— START Extracted information —

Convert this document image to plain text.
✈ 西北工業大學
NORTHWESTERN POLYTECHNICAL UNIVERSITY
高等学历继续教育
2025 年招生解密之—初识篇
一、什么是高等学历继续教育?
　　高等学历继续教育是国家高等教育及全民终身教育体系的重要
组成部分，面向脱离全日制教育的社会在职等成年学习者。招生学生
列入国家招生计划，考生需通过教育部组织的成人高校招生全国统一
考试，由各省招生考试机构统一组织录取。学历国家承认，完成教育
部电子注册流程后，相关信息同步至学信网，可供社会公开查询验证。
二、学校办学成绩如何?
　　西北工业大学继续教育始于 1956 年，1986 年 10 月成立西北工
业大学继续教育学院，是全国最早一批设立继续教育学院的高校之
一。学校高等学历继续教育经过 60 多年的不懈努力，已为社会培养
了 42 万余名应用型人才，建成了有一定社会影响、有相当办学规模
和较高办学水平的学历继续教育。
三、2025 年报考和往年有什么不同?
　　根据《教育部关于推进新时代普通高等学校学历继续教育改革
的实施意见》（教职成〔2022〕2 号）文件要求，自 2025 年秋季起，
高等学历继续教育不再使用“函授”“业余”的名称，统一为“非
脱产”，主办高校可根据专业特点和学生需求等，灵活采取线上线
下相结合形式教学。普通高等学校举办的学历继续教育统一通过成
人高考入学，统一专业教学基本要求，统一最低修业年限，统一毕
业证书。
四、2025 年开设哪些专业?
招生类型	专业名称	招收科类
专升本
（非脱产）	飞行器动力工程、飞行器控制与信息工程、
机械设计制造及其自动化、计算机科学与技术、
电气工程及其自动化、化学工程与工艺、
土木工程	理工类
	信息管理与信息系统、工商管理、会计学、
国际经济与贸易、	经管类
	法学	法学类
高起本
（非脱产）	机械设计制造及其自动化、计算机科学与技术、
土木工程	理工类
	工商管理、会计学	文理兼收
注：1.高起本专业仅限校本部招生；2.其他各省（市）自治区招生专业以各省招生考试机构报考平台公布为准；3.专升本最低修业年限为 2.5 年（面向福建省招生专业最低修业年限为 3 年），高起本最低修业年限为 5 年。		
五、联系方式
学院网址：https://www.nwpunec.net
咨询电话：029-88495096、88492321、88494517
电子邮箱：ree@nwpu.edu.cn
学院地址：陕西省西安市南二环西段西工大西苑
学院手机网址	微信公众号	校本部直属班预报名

— END Extracted information —

## What the task requires
Reproduce the listing above verbatim, from first line to last.

## Answer to this exercise
Convert this document image to plain text.
✈ 西北工業大學
NORTHWESTERN POLYTECHNICAL UNIVERSITY
高等学历继续教育
2025 年招生解密之—初识篇
一、什么是高等学历继续教育?
　　高等学历继续教育是国家高等教育及全民终身教育体系的重要
组成部分，面向脱离全日制教育的社会在职等成年学习者。招生学生
列入国家招生计划，考生需通过教育部组织的成人高校招生全国统一
考试，由各省招生考试机构统一组织录取。学历国家承认，完成教育
部电子注册流程后，相关信息同步至学信网，可供社会公开查询验证。
二、学校办学成绩如何?
　　西北工业大学继续教育始于 1956 年，1986 年 10 月成立西北工
业大学继续教育学院，是全国最早一批设立继续教育学院的高校之
一。学校高等学历继续教育经过 60 多年的不懈努力，已为社会培养
了 42 万余名应用型人才，建成了有一定社会影响、有相当办学规模
和较高办学水平的学历继续教育。
三、2025 年报考和往年有什么不同?
　　根据《教育部关于推进新时代普通高等学校学历继续教育改革
的实施意见》（教职成〔2022〕2 号）文件要求，自 2025 年秋季起，
高等学历继续教育不再使用“函授”“业余”的名称，统一为“非
脱产”，主办高校可根据专业特点和学生需求等，灵活采取线上线
下相结合形式教学。普通高等学校举办的学历继续教育统一通过成
人高考入学，统一专业教学基本要求，统一最低修业年限，统一毕
业证书。
四、2025 年开设哪些专业?
招生类型	专业名称	招收科类
专升本
（非脱产）	飞行器动力工程、飞行器控制与信息工程、
机械设计制造及其自动化、计算机科学与技术、
电气工程及其自动化、化学工程与工艺、
土木工程	理工类
	信息管理与信息系统、工商管理、会计学、
国际经济与贸易、	经管类
	法学	法学类
高起本
（非脱产）	机械设计制造及其自动化、计算机科学与技术、
土木工程	理工类
	工商管理、会计学	文理兼收
注：1.高起本专业仅限校本部招生；2.其他各省（市）自治区招生专业以各省招生考试机构报考平台公布为准；3.专升本最低修业年限为 2.5 年（面向福建省招生专业最低修业年限为 3 年），高起本最低修业年限为 5 年。		
五、联系方式
学院网址：https://www.nwpunec.net
咨询电话：029-88495096、88492321、88494517
电子邮箱：ree@nwpu.edu.cn
学院地址：陕西省西安市南二环西段西工大西苑
学院手机网址	微信公众号	校本部直属班预报名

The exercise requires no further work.